● **WHAT IS NEEDED**
Track down every line below that holds "most" and copy it.

● **RECORDS FOR THE EXERCISE**
━━━━━━━━━━━━━━━━━━━━━━━━━━━━━━

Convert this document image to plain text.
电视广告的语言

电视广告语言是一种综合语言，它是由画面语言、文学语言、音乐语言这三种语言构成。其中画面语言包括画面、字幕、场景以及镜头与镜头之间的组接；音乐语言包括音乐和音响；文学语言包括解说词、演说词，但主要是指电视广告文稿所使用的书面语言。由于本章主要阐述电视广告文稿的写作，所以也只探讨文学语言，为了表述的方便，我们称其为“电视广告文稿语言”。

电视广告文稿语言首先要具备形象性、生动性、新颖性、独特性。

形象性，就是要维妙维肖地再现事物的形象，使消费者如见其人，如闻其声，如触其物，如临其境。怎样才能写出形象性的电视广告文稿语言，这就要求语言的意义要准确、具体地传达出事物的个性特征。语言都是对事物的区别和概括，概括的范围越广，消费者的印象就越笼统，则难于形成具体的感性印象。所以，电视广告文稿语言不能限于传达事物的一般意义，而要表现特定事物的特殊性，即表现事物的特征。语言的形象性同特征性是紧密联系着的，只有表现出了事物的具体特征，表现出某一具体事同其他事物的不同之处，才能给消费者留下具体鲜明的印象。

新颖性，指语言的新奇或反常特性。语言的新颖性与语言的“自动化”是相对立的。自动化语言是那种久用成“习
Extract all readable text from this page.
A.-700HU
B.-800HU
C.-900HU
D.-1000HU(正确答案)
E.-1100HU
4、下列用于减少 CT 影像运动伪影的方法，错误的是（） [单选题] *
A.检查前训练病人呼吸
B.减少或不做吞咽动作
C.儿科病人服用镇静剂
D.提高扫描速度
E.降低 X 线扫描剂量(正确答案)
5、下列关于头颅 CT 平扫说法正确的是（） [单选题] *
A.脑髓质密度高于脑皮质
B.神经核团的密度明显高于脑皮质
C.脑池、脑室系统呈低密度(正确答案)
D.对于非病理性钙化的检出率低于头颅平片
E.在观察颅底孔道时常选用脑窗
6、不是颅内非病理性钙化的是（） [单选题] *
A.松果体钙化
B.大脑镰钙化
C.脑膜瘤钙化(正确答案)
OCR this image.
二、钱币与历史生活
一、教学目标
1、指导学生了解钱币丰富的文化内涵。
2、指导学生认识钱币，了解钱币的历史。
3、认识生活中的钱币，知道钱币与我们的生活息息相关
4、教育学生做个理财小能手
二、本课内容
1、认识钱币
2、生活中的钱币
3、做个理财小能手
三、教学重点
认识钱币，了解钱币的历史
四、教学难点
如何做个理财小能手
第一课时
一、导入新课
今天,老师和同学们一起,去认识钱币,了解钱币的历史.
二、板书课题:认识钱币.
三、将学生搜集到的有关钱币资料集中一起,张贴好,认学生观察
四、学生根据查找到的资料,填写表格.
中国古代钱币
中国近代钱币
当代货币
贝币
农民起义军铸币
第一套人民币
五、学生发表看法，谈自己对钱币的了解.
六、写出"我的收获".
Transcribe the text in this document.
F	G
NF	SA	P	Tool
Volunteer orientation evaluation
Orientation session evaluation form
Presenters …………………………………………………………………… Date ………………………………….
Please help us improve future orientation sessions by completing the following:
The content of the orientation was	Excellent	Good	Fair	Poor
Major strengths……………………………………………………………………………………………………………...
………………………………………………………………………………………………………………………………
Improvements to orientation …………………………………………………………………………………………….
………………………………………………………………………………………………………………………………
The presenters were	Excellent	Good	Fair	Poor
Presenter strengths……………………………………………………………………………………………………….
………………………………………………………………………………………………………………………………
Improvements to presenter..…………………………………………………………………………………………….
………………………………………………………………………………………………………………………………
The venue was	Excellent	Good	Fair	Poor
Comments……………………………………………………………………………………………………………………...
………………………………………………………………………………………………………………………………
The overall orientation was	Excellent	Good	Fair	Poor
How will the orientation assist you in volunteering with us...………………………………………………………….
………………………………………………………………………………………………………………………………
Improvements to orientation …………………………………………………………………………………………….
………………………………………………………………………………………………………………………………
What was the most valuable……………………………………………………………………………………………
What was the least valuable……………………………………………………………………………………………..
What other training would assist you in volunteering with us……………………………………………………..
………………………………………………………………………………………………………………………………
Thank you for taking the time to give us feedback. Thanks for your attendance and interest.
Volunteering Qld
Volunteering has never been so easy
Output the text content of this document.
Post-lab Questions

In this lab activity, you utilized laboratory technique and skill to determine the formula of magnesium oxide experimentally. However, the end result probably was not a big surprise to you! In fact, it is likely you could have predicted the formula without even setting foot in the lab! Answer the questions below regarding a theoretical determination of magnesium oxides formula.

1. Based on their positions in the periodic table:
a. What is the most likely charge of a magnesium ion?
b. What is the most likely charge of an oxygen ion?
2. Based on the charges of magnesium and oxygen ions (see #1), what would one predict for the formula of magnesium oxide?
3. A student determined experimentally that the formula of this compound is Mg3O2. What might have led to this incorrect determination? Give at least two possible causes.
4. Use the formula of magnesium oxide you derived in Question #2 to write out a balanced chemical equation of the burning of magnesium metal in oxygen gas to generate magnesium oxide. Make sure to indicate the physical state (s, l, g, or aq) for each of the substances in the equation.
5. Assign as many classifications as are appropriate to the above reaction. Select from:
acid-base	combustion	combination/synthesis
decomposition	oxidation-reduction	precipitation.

━━━━━━━━━━━━━━━━━━━━━━━━━━━━━━

● **RESPONSE FOR THIS EXERCISE**
What was the most valuable……………………………………………………………………………………………
a. What is the most likely charge of a magnesium ion?
b. What is the most likely charge of an oxygen ion?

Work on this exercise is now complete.